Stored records
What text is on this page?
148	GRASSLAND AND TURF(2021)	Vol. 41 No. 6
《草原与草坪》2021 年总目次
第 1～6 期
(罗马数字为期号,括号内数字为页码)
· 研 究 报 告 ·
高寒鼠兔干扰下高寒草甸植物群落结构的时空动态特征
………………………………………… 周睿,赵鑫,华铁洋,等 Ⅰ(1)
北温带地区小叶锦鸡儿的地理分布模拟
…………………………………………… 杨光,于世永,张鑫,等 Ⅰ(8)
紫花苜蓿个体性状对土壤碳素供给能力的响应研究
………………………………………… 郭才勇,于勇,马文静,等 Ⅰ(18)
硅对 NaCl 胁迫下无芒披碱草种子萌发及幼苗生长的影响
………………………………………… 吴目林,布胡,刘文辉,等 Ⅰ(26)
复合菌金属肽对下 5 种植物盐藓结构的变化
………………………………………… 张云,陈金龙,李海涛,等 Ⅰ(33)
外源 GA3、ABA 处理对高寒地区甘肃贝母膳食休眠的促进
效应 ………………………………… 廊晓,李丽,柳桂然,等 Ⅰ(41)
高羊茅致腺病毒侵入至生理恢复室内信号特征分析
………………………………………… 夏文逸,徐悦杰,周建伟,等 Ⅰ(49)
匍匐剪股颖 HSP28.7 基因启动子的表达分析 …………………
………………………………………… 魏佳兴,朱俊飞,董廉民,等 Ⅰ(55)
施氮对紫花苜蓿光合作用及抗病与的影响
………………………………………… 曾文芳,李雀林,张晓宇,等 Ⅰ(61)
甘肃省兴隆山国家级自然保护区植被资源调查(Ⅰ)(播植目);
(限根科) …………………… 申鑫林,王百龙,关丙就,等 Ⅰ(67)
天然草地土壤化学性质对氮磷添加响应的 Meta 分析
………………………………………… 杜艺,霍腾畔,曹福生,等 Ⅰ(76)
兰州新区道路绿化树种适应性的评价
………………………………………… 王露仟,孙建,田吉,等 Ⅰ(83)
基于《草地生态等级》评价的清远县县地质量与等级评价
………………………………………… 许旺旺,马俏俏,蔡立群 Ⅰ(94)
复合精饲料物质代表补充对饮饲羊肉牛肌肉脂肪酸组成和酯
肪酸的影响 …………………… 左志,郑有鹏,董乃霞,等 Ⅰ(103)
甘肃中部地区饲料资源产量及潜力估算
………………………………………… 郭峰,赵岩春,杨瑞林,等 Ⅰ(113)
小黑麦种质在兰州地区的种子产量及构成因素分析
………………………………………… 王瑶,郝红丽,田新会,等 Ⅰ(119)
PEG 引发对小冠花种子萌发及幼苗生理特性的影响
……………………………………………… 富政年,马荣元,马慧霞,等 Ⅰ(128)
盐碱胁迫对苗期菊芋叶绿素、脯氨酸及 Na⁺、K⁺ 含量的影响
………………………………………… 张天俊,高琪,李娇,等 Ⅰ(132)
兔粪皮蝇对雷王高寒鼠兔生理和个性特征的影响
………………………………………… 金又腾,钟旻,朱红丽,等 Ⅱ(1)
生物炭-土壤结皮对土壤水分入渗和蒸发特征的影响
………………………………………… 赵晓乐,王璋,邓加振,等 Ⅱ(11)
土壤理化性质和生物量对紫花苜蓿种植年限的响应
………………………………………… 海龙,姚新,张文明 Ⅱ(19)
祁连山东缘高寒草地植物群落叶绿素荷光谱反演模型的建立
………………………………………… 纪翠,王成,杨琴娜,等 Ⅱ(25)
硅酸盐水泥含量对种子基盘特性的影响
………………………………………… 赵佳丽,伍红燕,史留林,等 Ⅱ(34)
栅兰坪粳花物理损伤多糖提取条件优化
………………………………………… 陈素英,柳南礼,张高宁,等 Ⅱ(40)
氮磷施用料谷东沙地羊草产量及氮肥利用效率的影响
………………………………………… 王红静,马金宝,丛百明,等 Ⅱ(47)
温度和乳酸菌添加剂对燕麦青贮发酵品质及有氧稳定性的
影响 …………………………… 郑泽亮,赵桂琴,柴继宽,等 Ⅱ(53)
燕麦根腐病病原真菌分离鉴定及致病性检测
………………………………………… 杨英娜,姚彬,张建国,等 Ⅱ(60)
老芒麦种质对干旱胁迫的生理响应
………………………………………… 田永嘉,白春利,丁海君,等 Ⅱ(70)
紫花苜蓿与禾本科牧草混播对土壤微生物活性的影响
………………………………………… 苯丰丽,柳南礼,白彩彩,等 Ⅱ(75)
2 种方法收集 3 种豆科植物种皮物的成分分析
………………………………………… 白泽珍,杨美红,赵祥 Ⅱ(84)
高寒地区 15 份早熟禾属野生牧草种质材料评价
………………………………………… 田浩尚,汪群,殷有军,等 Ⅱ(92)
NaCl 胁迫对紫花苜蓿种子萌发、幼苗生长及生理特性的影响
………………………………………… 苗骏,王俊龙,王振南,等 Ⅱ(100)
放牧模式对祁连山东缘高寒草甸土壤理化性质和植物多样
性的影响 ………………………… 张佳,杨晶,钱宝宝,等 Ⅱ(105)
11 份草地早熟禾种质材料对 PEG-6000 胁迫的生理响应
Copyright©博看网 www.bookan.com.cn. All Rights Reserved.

→ WHAT IS NEEDED
Scan the material above. Copy each line where "NaCl" occurs.

→ OUTPUT OF THE EXERCISE
硅对 NaCl 胁迫下无芒披碱草种子萌发及幼苗生长的影响
NaCl 胁迫对紫花苜蓿种子萌发、幼苗生长及生理特性的影响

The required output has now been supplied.